◆ **Work instructions**:
Copy the records that follow exactly as written, but not their pictures.

◆ **Recorded data**:
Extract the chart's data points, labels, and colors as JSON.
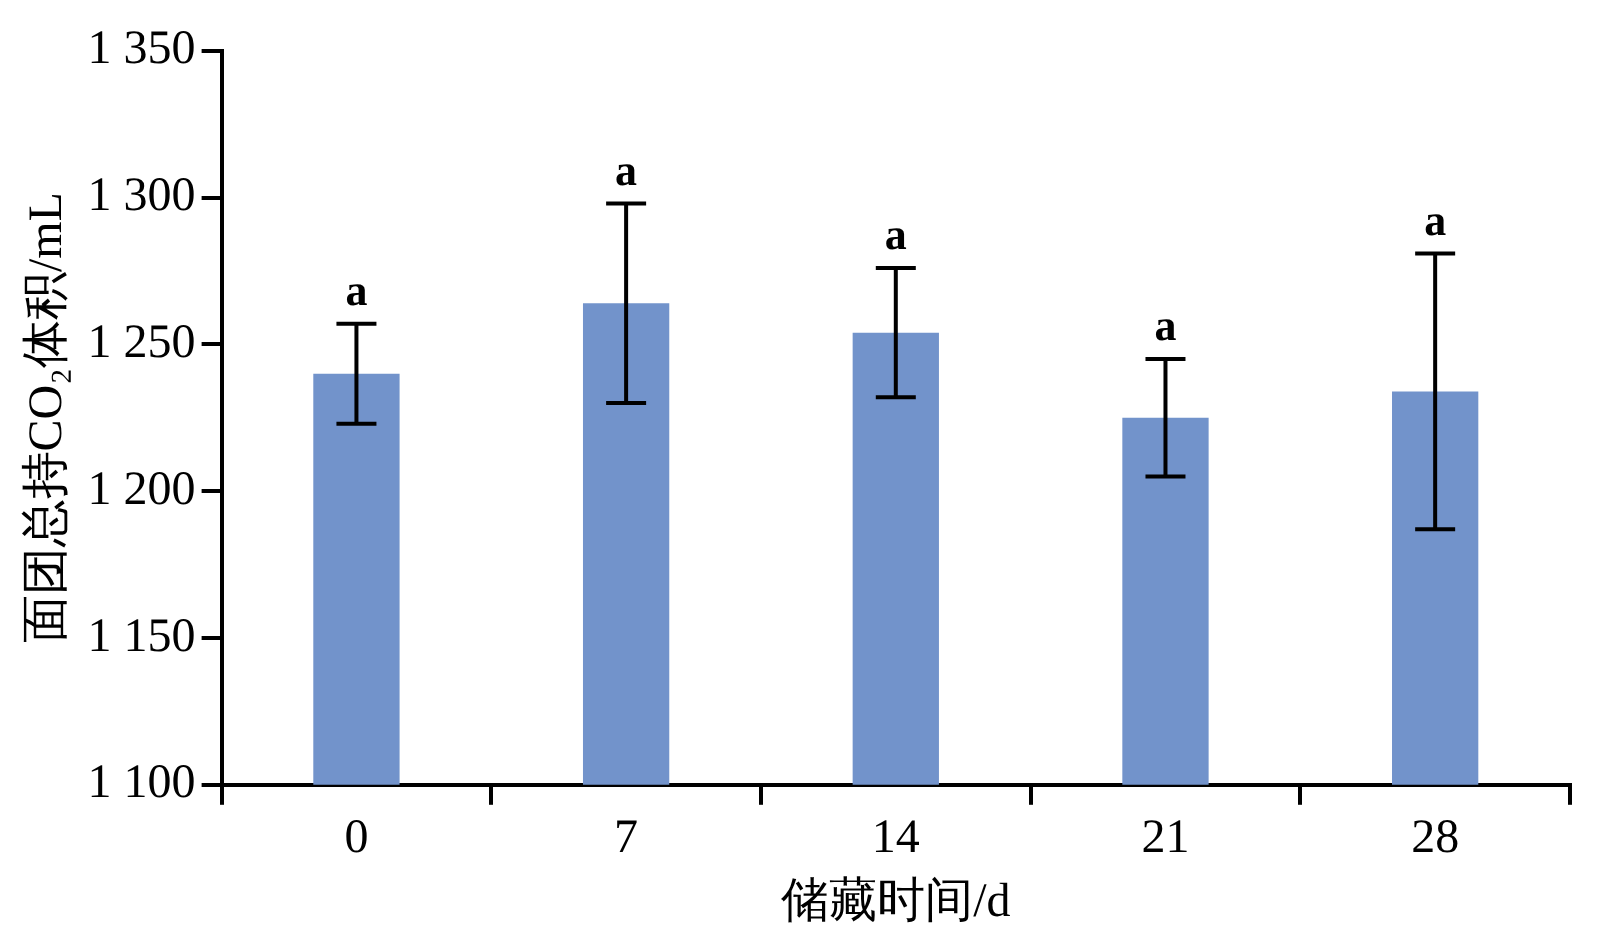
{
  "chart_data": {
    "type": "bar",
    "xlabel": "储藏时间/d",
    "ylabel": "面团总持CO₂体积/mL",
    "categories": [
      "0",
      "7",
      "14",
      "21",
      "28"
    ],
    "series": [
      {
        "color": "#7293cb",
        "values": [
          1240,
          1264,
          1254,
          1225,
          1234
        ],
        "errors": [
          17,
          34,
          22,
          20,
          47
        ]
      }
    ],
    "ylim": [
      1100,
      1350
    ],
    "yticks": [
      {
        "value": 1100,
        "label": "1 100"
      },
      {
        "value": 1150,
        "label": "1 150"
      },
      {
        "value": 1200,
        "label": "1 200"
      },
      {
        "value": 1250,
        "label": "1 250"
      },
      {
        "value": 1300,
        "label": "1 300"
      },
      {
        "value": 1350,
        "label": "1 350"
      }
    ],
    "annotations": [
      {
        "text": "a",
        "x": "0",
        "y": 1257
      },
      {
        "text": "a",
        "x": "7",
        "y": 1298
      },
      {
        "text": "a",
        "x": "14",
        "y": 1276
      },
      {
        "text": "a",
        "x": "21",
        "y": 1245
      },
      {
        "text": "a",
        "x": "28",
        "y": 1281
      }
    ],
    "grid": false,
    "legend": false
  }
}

◆ **Task response**:
Extract the chart's data points, labels, and colors as JSON.
{
  "chart_data": {
    "type": "bar",
    "xlabel": "储藏时间/d",
    "ylabel": "面团总持CO₂体积/mL",
    "categories": [
      "0",
      "7",
      "14",
      "21",
      "28"
    ],
    "series": [
      {
        "color": "#7293cb",
        "values": [
          1240,
          1264,
          1254,
          1225,
          1234
        ],
        "errors": [
          17,
          34,
          22,
          20,
          47
        ]
      }
    ],
    "ylim": [
      1100,
      1350
    ],
    "yticks": [
      {
        "value": 1100,
        "label": "1 100"
      },
      {
        "value": 1150,
        "label": "1 150"
      },
      {
        "value": 1200,
        "label": "1 200"
      },
      {
        "value": 1250,
        "label": "1 250"
      },
      {
        "value": 1300,
        "label": "1 300"
      },
      {
        "value": 1350,
        "label": "1 350"
      }
    ],
    "annotations": [
      {
        "text": "a",
        "x": "0",
        "y": 1257
      },
      {
        "text": "a",
        "x": "7",
        "y": 1298
      },
      {
        "text": "a",
        "x": "14",
        "y": 1276
      },
      {
        "text": "a",
        "x": "21",
        "y": 1245
      },
      {
        "text": "a",
        "x": "28",
        "y": 1281
      }
    ],
    "grid": false,
    "legend": false
  }
}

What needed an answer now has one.